**Supplied material:**
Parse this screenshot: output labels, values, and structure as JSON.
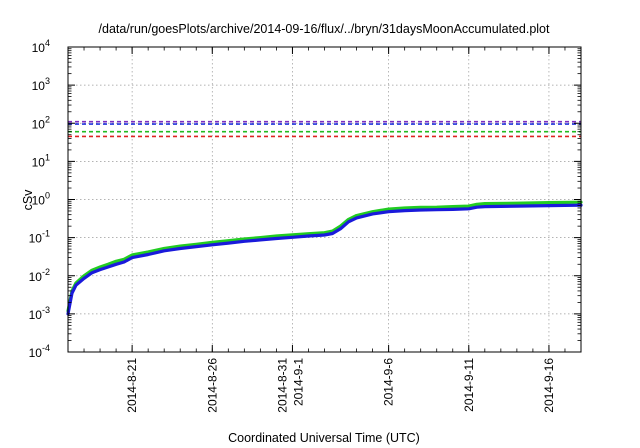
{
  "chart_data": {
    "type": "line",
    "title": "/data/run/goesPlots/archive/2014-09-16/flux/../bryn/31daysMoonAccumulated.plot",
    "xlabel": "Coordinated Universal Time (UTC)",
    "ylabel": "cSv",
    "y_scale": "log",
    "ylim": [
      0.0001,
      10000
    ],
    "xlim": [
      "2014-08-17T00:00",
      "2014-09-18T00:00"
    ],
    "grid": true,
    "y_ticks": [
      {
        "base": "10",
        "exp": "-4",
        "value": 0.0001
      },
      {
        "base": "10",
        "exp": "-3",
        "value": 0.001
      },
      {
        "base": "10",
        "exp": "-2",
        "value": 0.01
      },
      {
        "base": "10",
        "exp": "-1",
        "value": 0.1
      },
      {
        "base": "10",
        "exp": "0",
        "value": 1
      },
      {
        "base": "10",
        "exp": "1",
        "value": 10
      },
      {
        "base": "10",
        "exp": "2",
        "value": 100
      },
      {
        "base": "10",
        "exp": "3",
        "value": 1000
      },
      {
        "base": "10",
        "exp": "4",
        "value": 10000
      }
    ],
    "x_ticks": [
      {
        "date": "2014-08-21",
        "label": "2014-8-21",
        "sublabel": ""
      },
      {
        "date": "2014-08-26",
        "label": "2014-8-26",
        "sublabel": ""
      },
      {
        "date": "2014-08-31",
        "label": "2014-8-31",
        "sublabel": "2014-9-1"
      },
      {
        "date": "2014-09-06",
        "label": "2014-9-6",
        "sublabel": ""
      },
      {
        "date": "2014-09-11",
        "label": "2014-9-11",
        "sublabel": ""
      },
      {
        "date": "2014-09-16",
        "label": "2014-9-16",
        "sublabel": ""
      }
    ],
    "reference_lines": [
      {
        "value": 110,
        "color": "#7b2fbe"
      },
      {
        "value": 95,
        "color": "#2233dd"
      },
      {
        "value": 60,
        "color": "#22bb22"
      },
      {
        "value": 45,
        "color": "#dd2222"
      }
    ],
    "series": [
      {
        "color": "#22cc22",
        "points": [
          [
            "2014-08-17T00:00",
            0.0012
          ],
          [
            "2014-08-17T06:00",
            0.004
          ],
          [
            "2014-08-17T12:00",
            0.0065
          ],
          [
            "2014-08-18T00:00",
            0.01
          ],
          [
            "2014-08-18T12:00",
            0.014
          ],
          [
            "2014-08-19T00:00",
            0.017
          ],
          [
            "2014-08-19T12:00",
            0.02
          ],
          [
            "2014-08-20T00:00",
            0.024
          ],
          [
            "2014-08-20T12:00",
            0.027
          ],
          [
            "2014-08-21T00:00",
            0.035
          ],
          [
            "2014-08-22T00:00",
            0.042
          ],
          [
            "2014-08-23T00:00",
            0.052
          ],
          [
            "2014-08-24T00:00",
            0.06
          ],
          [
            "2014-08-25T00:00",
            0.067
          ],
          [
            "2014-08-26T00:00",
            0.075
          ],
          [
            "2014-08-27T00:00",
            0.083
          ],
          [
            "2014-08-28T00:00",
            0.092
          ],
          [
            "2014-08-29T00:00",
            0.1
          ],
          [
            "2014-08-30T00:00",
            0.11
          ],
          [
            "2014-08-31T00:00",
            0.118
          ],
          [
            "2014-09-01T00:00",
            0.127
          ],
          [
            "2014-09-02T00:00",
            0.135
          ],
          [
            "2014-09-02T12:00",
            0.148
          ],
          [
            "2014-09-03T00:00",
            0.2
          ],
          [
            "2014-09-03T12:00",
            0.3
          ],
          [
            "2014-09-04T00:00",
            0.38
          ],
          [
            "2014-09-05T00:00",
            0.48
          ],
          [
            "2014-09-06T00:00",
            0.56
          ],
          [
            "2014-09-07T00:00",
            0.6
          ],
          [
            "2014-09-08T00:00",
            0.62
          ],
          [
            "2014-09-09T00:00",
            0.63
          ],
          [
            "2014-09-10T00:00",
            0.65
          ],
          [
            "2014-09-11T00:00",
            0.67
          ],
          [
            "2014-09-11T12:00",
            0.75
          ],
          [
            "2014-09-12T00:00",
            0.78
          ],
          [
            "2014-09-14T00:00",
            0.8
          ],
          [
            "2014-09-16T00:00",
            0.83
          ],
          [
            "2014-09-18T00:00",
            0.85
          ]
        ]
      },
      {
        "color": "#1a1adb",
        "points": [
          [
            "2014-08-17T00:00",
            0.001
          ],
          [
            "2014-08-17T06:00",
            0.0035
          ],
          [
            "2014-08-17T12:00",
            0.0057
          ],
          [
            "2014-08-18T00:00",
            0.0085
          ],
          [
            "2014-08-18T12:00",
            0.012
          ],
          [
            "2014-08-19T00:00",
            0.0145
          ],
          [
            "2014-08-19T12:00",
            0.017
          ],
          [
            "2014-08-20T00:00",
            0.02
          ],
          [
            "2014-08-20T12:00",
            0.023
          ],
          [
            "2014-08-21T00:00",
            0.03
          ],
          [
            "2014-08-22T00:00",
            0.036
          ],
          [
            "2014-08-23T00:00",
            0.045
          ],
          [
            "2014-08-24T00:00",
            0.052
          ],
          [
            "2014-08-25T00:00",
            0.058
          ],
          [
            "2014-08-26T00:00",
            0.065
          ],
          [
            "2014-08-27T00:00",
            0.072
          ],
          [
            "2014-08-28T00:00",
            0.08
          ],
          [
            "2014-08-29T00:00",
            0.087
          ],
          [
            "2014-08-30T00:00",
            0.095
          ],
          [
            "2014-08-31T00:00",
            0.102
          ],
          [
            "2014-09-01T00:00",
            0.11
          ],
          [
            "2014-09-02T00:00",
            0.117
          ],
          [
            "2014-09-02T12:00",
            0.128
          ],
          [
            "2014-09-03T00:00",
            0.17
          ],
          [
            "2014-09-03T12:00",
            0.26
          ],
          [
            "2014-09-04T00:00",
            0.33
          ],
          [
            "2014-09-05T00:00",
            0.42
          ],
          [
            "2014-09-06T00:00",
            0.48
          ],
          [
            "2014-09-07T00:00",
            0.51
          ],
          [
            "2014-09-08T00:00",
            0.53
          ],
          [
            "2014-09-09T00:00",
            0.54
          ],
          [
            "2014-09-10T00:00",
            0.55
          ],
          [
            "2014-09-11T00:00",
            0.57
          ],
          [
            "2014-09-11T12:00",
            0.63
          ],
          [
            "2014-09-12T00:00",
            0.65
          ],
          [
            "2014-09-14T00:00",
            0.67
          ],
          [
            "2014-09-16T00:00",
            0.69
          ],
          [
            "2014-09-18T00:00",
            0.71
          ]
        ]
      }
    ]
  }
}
...
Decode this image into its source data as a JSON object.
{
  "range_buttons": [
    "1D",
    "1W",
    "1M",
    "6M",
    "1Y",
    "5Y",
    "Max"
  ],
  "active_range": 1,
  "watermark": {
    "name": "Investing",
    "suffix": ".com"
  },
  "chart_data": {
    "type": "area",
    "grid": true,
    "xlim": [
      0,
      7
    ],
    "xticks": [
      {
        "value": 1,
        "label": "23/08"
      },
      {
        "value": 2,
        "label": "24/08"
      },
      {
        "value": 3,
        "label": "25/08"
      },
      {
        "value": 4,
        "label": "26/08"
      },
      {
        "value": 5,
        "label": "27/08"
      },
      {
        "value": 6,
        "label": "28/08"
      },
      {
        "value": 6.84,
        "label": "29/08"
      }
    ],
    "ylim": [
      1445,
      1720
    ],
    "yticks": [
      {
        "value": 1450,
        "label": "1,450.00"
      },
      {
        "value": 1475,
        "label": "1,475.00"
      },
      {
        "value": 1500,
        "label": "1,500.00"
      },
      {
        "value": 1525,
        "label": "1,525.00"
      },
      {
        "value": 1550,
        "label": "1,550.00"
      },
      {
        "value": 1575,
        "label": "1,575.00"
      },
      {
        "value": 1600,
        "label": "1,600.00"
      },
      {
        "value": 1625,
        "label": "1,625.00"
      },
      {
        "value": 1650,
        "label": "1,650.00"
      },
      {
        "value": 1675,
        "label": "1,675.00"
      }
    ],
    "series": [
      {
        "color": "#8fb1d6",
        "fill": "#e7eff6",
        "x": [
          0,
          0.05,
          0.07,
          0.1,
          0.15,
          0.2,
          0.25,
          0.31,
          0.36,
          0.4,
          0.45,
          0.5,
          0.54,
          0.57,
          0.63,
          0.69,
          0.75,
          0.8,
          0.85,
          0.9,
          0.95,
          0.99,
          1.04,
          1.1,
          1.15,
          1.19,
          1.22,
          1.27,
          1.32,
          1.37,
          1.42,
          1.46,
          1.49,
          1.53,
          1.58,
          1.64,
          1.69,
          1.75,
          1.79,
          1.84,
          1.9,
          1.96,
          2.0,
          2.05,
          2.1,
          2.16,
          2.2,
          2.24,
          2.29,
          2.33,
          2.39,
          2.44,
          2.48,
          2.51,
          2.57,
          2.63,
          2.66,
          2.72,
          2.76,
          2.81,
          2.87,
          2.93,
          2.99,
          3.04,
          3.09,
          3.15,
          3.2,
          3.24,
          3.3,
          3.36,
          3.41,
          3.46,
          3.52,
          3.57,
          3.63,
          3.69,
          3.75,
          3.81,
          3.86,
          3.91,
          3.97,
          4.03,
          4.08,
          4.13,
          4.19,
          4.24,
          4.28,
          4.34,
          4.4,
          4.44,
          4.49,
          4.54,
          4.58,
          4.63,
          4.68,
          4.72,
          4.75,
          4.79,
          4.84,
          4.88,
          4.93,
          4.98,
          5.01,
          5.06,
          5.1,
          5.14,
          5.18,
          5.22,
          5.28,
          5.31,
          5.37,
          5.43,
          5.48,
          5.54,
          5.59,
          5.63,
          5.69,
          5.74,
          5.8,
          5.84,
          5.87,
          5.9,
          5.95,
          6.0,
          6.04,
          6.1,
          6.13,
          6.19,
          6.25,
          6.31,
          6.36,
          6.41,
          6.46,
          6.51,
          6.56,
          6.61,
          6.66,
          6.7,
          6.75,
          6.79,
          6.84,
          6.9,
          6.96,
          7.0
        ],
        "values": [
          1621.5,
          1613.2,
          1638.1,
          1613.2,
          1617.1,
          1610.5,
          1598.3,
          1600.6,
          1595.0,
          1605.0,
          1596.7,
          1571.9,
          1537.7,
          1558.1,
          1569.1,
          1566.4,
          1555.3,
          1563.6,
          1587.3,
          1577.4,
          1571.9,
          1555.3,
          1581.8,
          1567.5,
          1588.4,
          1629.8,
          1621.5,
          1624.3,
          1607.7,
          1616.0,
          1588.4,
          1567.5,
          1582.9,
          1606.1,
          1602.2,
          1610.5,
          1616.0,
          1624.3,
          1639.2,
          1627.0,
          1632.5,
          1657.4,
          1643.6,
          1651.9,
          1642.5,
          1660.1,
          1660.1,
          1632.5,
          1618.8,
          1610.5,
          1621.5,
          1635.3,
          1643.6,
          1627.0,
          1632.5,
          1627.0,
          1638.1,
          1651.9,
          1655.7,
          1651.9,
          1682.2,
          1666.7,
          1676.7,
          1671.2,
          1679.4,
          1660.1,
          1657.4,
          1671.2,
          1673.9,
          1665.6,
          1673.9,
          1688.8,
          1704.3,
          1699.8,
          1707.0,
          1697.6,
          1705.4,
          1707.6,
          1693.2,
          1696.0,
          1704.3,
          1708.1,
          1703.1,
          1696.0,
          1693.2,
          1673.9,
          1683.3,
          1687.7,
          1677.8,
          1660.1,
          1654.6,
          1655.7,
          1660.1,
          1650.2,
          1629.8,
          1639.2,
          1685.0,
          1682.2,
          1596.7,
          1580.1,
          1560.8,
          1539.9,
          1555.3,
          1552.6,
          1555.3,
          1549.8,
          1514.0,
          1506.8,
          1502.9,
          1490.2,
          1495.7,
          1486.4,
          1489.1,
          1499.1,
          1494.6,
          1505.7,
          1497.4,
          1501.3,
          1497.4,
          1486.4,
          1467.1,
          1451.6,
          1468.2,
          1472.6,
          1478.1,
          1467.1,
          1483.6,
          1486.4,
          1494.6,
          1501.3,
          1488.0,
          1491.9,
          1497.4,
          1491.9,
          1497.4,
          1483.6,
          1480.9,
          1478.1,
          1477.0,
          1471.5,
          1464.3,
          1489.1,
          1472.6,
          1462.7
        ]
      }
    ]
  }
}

**Problem:**
Scan the material above for the string "JSON" and report each line where you find it.

**Complete answer:**
Parse this screenshot: output labels, values, and structure as JSON.
Decode this image into its source data as a JSON object.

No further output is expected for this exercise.